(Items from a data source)
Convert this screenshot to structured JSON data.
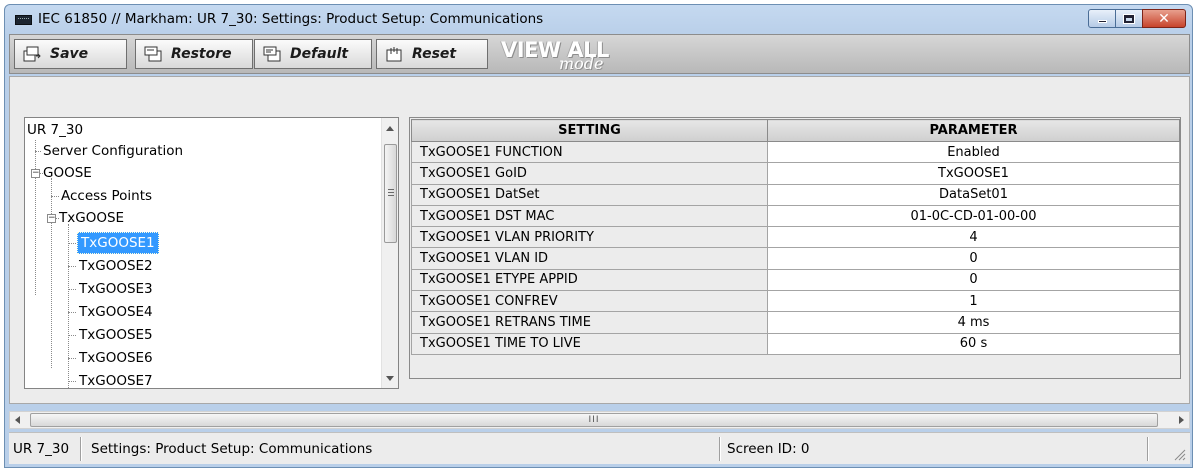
{
  "window": {
    "title": "IEC 61850 // Markham: UR 7_30: Settings: Product Setup: Communications",
    "close_glyph": "✕"
  },
  "toolbar": {
    "save_label": "Save",
    "restore_label": "Restore",
    "default_label": "Default",
    "reset_label": "Reset",
    "view_all": "VIEW ALL",
    "view_all_mode": "mode"
  },
  "tree": {
    "root": "UR 7_30",
    "items": [
      {
        "label": "Server Configuration"
      },
      {
        "label": "GOOSE"
      },
      {
        "label": "Access Points"
      },
      {
        "label": "TxGOOSE"
      },
      {
        "label": "TxGOOSE1"
      },
      {
        "label": "TxGOOSE2"
      },
      {
        "label": "TxGOOSE3"
      },
      {
        "label": "TxGOOSE4"
      },
      {
        "label": "TxGOOSE5"
      },
      {
        "label": "TxGOOSE6"
      },
      {
        "label": "TxGOOSE7"
      }
    ],
    "selected": "TxGOOSE1",
    "expanded_glyph": "−"
  },
  "grid": {
    "headers": [
      "SETTING",
      "PARAMETER"
    ],
    "rows": [
      {
        "setting": "TxGOOSE1 FUNCTION",
        "parameter": "Enabled"
      },
      {
        "setting": "TxGOOSE1 GoID",
        "parameter": "TxGOOSE1"
      },
      {
        "setting": "TxGOOSE1 DatSet",
        "parameter": "DataSet01"
      },
      {
        "setting": "TxGOOSE1 DST MAC",
        "parameter": "01-0C-CD-01-00-00"
      },
      {
        "setting": "TxGOOSE1 VLAN PRIORITY",
        "parameter": "4"
      },
      {
        "setting": "TxGOOSE1 VLAN ID",
        "parameter": "0"
      },
      {
        "setting": "TxGOOSE1 ETYPE APPID",
        "parameter": "0"
      },
      {
        "setting": "TxGOOSE1 CONFREV",
        "parameter": "1"
      },
      {
        "setting": "TxGOOSE1 RETRANS TIME",
        "parameter": "4 ms"
      },
      {
        "setting": "TxGOOSE1 TIME TO LIVE",
        "parameter": "60 s"
      }
    ]
  },
  "hscroll": {
    "thumb_grip": "III"
  },
  "status": {
    "device": "UR 7_30",
    "path": "Settings: Product Setup: Communications",
    "screen_id": "Screen ID: 0"
  },
  "icons": {
    "window_icon": "monitor-icon",
    "save": "save-icon",
    "restore": "restore-icon",
    "default": "default-icon",
    "reset": "reset-icon"
  },
  "colors": {
    "selection": "#3399ff",
    "close_button": "#c7442c",
    "title_bar": "#b9cfe9"
  }
}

INSTRUCTION
Print the full listing exactly, dropping the pictures.

COMPLETED TASK
Convert this screenshot to structured JSON data.
{
  "window": {
    "title": "IEC 61850 // Markham: UR 7_30: Settings: Product Setup: Communications",
    "close_glyph": "✕"
  },
  "toolbar": {
    "save_label": "Save",
    "restore_label": "Restore",
    "default_label": "Default",
    "reset_label": "Reset",
    "view_all": "VIEW ALL",
    "view_all_mode": "mode"
  },
  "tree": {
    "root": "UR 7_30",
    "items": [
      {
        "label": "Server Configuration"
      },
      {
        "label": "GOOSE"
      },
      {
        "label": "Access Points"
      },
      {
        "label": "TxGOOSE"
      },
      {
        "label": "TxGOOSE1"
      },
      {
        "label": "TxGOOSE2"
      },
      {
        "label": "TxGOOSE3"
      },
      {
        "label": "TxGOOSE4"
      },
      {
        "label": "TxGOOSE5"
      },
      {
        "label": "TxGOOSE6"
      },
      {
        "label": "TxGOOSE7"
      }
    ],
    "selected": "TxGOOSE1",
    "expanded_glyph": "−"
  },
  "grid": {
    "headers": [
      "SETTING",
      "PARAMETER"
    ],
    "rows": [
      {
        "setting": "TxGOOSE1 FUNCTION",
        "parameter": "Enabled"
      },
      {
        "setting": "TxGOOSE1 GoID",
        "parameter": "TxGOOSE1"
      },
      {
        "setting": "TxGOOSE1 DatSet",
        "parameter": "DataSet01"
      },
      {
        "setting": "TxGOOSE1 DST MAC",
        "parameter": "01-0C-CD-01-00-00"
      },
      {
        "setting": "TxGOOSE1 VLAN PRIORITY",
        "parameter": "4"
      },
      {
        "setting": "TxGOOSE1 VLAN ID",
        "parameter": "0"
      },
      {
        "setting": "TxGOOSE1 ETYPE APPID",
        "parameter": "0"
      },
      {
        "setting": "TxGOOSE1 CONFREV",
        "parameter": "1"
      },
      {
        "setting": "TxGOOSE1 RETRANS TIME",
        "parameter": "4 ms"
      },
      {
        "setting": "TxGOOSE1 TIME TO LIVE",
        "parameter": "60 s"
      }
    ]
  },
  "hscroll": {
    "thumb_grip": "III"
  },
  "status": {
    "device": "UR 7_30",
    "path": "Settings: Product Setup: Communications",
    "screen_id": "Screen ID: 0"
  },
  "icons": {
    "window_icon": "monitor-icon",
    "save": "save-icon",
    "restore": "restore-icon",
    "default": "default-icon",
    "reset": "reset-icon"
  },
  "colors": {
    "selection": "#3399ff",
    "close_button": "#c7442c",
    "title_bar": "#b9cfe9"
  }
}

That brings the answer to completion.